╭─ SUPPLIED MATERIAL

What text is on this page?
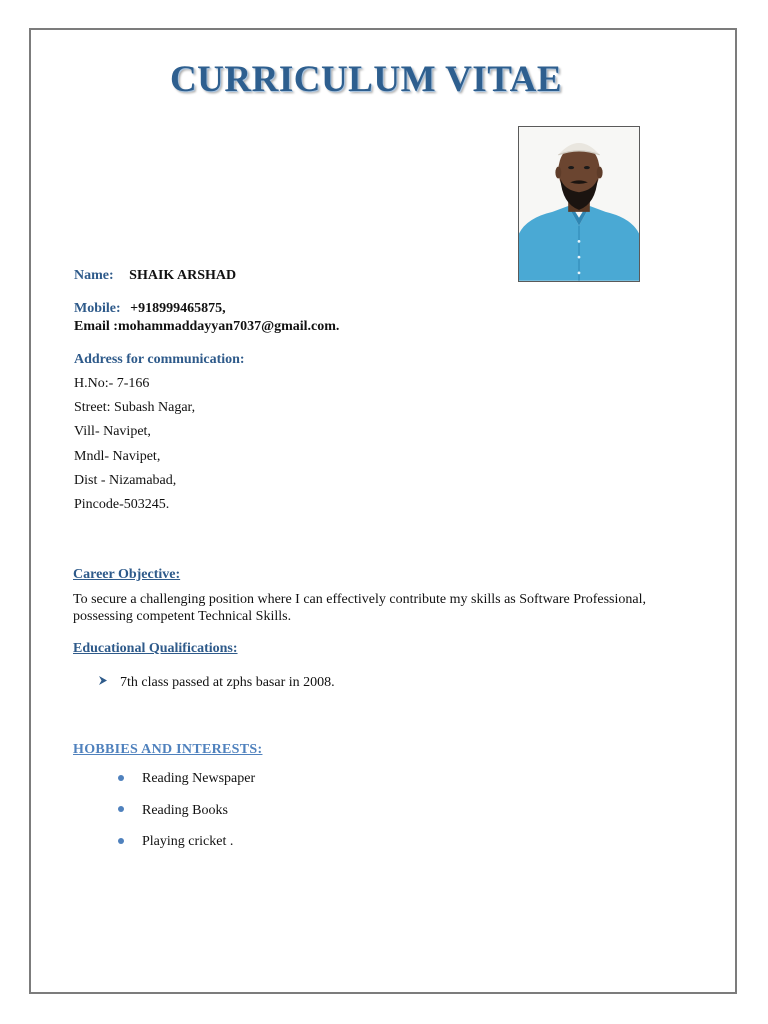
CURRICULUM VITAE
Name: SHAIK ARSHAD
Mobile: +918999465875,
Email :mohammaddayyan7037@gmail.com.
Address for communication:
H.No:- 7-166
Street: Subash Nagar,
Vill- Navipet,
Mndl- Navipet,
Dist - Nizamabad,
Pincode-503245.
Career Objective:
To secure a challenging position where I can effectively contribute my skills as Software Professional, possessing competent Technical Skills.
Educational Qualifications:
7th class passed at zphs basar in 2008.
HOBBIES AND INTERESTS:
Reading Newspaper
Reading Books
Playing cricket .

╰─

Give an exact copy of the material, leaving out every picture.

> _RESULT OF THE TASK_:
What text is on this page?
CURRICULUM VITAE
Name: SHAIK ARSHAD
Mobile: +918999465875,
Email :mohammaddayyan7037@gmail.com.
Address for communication:
H.No:- 7-166
Street: Subash Nagar,
Vill- Navipet,
Mndl- Navipet,
Dist - Nizamabad,
Pincode-503245.
Career Objective:
To secure a challenging position where I can effectively contribute my skills as Software Professional, possessing competent Technical Skills.
Educational Qualifications:
7th class passed at zphs basar in 2008.
HOBBIES AND INTERESTS:
Reading Newspaper
Reading Books
Playing cricket .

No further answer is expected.